WRITTEN EXERCISE.
Reproduce all of the data exactly.

EXTRACTED MATERIAL.

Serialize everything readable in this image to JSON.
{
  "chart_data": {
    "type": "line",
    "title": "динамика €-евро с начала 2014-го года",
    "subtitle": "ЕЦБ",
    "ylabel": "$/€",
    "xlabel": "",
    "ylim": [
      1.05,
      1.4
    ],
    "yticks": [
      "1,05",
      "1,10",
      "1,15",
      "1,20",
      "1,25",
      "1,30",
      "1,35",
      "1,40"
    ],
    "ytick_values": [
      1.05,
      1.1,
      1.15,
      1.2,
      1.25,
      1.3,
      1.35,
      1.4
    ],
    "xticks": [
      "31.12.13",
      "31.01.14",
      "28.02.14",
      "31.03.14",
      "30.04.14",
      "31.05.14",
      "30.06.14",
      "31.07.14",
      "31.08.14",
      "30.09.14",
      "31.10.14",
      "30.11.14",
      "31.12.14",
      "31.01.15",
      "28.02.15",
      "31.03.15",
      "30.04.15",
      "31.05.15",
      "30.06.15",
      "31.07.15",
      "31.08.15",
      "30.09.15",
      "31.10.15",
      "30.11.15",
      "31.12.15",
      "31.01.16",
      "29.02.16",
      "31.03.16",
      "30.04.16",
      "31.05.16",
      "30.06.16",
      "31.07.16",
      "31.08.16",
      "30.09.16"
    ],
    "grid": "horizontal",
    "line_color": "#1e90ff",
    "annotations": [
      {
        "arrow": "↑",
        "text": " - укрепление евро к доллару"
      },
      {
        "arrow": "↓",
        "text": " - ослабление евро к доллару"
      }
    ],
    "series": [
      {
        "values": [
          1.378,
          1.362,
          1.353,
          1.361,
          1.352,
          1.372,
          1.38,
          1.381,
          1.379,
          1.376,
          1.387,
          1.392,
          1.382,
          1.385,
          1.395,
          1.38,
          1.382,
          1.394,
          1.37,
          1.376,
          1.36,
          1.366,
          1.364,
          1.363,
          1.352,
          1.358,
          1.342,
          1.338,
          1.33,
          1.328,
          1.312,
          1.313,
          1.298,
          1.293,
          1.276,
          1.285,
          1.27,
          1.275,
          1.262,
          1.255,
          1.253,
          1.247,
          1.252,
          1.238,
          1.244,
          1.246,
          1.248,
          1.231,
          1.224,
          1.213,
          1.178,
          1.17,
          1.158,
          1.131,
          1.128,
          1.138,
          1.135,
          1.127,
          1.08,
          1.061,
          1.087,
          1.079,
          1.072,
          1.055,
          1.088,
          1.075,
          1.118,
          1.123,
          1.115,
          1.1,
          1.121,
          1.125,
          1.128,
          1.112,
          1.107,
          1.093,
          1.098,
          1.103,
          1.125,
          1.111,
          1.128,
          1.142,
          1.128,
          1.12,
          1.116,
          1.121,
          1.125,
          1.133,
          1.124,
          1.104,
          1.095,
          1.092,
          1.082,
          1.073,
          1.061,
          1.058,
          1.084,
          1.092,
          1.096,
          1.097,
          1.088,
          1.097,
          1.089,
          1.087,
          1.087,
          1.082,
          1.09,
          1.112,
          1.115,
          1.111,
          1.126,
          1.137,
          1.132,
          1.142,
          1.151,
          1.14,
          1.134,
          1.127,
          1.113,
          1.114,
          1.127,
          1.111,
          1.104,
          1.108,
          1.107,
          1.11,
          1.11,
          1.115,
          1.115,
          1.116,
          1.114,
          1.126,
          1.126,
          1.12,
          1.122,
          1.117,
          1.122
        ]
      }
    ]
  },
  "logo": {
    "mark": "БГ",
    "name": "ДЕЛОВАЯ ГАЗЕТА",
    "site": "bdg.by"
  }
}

OUTPUT.
Serialize everything readable in this image to JSON.
{
  "chart_data": {
    "type": "line",
    "title": "динамика €-евро с начала 2014-го года",
    "subtitle": "ЕЦБ",
    "ylabel": "$/€",
    "xlabel": "",
    "ylim": [
      1.05,
      1.4
    ],
    "yticks": [
      "1,05",
      "1,10",
      "1,15",
      "1,20",
      "1,25",
      "1,30",
      "1,35",
      "1,40"
    ],
    "ytick_values": [
      1.05,
      1.1,
      1.15,
      1.2,
      1.25,
      1.3,
      1.35,
      1.4
    ],
    "xticks": [
      "31.12.13",
      "31.01.14",
      "28.02.14",
      "31.03.14",
      "30.04.14",
      "31.05.14",
      "30.06.14",
      "31.07.14",
      "31.08.14",
      "30.09.14",
      "31.10.14",
      "30.11.14",
      "31.12.14",
      "31.01.15",
      "28.02.15",
      "31.03.15",
      "30.04.15",
      "31.05.15",
      "30.06.15",
      "31.07.15",
      "31.08.15",
      "30.09.15",
      "31.10.15",
      "30.11.15",
      "31.12.15",
      "31.01.16",
      "29.02.16",
      "31.03.16",
      "30.04.16",
      "31.05.16",
      "30.06.16",
      "31.07.16",
      "31.08.16",
      "30.09.16"
    ],
    "grid": "horizontal",
    "line_color": "#1e90ff",
    "annotations": [
      {
        "arrow": "↑",
        "text": " - укрепление евро к доллару"
      },
      {
        "arrow": "↓",
        "text": " - ослабление евро к доллару"
      }
    ],
    "series": [
      {
        "values": [
          1.378,
          1.362,
          1.353,
          1.361,
          1.352,
          1.372,
          1.38,
          1.381,
          1.379,
          1.376,
          1.387,
          1.392,
          1.382,
          1.385,
          1.395,
          1.38,
          1.382,
          1.394,
          1.37,
          1.376,
          1.36,
          1.366,
          1.364,
          1.363,
          1.352,
          1.358,
          1.342,
          1.338,
          1.33,
          1.328,
          1.312,
          1.313,
          1.298,
          1.293,
          1.276,
          1.285,
          1.27,
          1.275,
          1.262,
          1.255,
          1.253,
          1.247,
          1.252,
          1.238,
          1.244,
          1.246,
          1.248,
          1.231,
          1.224,
          1.213,
          1.178,
          1.17,
          1.158,
          1.131,
          1.128,
          1.138,
          1.135,
          1.127,
          1.08,
          1.061,
          1.087,
          1.079,
          1.072,
          1.055,
          1.088,
          1.075,
          1.118,
          1.123,
          1.115,
          1.1,
          1.121,
          1.125,
          1.128,
          1.112,
          1.107,
          1.093,
          1.098,
          1.103,
          1.125,
          1.111,
          1.128,
          1.142,
          1.128,
          1.12,
          1.116,
          1.121,
          1.125,
          1.133,
          1.124,
          1.104,
          1.095,
          1.092,
          1.082,
          1.073,
          1.061,
          1.058,
          1.084,
          1.092,
          1.096,
          1.097,
          1.088,
          1.097,
          1.089,
          1.087,
          1.087,
          1.082,
          1.09,
          1.112,
          1.115,
          1.111,
          1.126,
          1.137,
          1.132,
          1.142,
          1.151,
          1.14,
          1.134,
          1.127,
          1.113,
          1.114,
          1.127,
          1.111,
          1.104,
          1.108,
          1.107,
          1.11,
          1.11,
          1.115,
          1.115,
          1.116,
          1.114,
          1.126,
          1.126,
          1.12,
          1.122,
          1.117,
          1.122
        ]
      }
    ]
  },
  "logo": {
    "mark": "БГ",
    "name": "ДЕЛОВАЯ ГАЗЕТА",
    "site": "bdg.by"
  }
}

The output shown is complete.